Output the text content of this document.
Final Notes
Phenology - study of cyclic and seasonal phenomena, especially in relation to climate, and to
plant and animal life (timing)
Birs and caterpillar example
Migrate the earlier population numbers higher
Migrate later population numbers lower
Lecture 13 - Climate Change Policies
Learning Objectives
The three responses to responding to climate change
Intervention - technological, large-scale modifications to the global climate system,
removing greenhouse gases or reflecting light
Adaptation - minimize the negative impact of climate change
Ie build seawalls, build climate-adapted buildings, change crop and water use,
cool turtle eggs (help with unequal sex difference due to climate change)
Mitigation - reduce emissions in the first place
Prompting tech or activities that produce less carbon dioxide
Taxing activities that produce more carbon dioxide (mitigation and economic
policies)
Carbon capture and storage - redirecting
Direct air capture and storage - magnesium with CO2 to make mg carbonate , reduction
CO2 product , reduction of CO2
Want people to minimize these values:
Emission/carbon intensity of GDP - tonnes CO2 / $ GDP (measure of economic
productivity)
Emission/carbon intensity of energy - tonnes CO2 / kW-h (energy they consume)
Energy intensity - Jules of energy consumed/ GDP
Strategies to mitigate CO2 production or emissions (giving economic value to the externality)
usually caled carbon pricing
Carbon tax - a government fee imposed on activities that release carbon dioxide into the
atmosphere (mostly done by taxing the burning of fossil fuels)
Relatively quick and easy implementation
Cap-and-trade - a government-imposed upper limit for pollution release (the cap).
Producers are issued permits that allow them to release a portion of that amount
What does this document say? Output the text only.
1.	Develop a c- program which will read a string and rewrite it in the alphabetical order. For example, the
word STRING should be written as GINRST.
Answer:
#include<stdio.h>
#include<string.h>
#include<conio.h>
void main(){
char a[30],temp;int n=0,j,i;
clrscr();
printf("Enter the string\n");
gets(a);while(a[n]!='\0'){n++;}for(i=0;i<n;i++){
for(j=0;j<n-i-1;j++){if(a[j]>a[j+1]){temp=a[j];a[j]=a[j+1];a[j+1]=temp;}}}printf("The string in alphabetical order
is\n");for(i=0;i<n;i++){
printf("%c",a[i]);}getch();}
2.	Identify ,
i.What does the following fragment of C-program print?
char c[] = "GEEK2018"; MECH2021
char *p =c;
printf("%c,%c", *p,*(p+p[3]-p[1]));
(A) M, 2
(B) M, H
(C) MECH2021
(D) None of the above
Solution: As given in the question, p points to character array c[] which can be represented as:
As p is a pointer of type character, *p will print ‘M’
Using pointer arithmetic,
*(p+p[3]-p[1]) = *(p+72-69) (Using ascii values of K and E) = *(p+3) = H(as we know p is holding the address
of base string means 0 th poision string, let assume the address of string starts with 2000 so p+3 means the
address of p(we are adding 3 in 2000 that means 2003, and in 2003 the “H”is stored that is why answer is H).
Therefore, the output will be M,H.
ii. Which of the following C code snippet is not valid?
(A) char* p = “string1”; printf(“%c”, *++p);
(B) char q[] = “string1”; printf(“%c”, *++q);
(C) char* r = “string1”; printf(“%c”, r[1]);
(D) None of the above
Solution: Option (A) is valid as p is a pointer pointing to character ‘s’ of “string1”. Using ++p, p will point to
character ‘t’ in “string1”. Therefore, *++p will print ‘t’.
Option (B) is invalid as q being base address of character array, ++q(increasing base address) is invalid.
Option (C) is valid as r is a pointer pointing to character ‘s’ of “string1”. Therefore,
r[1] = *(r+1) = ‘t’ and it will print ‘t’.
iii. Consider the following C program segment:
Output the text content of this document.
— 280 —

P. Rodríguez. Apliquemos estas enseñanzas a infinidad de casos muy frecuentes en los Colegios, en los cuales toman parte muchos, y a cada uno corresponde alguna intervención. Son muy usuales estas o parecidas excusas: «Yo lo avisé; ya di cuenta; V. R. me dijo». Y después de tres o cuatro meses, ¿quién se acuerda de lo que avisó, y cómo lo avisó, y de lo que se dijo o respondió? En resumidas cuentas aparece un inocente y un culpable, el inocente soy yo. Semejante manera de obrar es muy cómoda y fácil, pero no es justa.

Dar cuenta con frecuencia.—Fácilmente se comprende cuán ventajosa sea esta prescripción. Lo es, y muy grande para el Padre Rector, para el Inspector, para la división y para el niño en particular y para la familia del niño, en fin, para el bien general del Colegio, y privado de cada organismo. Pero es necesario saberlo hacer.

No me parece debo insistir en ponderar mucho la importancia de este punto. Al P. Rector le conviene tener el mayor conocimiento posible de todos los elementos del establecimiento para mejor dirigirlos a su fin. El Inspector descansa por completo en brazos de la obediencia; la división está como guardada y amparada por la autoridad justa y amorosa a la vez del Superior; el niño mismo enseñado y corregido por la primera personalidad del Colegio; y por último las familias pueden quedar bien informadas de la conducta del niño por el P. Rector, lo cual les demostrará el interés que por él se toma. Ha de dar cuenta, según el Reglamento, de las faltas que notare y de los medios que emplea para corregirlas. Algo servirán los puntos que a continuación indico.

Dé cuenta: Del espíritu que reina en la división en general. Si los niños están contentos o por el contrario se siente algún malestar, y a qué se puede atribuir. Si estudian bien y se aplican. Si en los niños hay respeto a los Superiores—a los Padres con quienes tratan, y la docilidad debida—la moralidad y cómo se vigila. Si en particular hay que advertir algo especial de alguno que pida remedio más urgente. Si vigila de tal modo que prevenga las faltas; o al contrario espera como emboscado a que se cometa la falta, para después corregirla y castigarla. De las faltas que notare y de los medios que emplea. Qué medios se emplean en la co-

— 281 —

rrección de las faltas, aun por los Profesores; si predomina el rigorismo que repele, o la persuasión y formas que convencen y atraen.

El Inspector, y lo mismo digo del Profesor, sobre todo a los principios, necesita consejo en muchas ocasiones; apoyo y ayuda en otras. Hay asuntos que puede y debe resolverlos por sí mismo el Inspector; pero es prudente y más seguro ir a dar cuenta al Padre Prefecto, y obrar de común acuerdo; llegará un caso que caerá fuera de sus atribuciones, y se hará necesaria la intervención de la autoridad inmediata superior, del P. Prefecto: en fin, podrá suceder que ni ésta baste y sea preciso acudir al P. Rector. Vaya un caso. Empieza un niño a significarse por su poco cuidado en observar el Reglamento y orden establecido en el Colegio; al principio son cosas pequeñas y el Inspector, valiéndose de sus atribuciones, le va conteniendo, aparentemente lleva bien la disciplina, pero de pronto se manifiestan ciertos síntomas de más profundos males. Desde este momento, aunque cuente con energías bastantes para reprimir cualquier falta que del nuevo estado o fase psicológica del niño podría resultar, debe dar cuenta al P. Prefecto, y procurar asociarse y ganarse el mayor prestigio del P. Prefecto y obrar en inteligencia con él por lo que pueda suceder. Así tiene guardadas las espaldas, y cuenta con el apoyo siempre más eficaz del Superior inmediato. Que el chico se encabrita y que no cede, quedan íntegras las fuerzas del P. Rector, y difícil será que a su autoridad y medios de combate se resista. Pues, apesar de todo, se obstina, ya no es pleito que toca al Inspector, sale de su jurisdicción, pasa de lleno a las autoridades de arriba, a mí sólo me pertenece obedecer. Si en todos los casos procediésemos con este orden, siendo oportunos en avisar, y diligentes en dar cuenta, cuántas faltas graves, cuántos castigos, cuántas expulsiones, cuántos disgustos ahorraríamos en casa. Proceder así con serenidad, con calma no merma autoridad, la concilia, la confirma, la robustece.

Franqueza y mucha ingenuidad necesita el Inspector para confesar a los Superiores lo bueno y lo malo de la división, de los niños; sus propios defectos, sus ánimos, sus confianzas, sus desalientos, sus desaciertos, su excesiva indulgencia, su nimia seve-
━━━━━━━━━━━━━━━━━━━━
Short exercise:
The answer is a single number: how many lines include the word "program"?

Exercise result:
3